━━━ RECORDS ━━━

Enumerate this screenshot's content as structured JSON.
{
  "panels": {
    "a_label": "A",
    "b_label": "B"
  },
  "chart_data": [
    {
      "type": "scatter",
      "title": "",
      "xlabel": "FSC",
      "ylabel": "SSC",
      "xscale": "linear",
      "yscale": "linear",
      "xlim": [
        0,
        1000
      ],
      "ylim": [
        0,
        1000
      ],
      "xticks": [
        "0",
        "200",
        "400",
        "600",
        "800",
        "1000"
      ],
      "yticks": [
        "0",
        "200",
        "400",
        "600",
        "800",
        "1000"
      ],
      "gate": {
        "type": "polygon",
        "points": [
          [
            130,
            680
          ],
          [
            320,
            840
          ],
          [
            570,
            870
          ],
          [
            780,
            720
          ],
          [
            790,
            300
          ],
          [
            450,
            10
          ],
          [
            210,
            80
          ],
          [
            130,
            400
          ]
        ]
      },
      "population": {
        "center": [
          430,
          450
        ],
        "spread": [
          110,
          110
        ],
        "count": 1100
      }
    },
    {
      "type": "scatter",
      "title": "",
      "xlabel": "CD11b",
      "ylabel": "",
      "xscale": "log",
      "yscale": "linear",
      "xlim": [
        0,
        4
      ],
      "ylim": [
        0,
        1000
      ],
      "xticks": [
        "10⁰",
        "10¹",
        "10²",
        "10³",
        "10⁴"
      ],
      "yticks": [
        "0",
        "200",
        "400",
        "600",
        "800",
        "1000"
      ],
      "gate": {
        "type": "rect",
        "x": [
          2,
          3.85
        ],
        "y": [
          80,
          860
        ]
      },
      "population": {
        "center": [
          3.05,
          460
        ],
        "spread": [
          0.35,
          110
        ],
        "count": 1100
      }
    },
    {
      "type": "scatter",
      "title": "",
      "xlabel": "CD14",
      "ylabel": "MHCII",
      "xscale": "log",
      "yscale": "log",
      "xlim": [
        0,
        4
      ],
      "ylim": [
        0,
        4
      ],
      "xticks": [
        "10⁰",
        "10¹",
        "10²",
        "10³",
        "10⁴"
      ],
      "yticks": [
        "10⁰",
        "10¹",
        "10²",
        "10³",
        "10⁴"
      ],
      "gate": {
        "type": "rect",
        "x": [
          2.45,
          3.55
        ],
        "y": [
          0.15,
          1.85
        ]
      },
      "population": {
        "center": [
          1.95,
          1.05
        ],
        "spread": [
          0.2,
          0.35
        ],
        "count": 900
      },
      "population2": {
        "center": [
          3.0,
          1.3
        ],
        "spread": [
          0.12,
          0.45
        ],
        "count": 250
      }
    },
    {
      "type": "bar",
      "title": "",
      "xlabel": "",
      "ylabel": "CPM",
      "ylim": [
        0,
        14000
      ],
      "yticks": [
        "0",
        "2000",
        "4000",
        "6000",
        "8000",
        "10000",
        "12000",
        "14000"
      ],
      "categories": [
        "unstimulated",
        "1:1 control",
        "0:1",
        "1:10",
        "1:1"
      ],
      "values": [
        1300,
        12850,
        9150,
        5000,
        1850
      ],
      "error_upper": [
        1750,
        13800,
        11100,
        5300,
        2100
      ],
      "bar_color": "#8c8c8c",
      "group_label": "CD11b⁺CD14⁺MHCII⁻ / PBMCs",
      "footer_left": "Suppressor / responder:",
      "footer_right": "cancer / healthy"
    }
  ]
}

━━━

▶ [REQUIRED TASK] Give nothing but the number of lines containing the string "ylabel".

▶ [PROBLEM SOLUTION] 4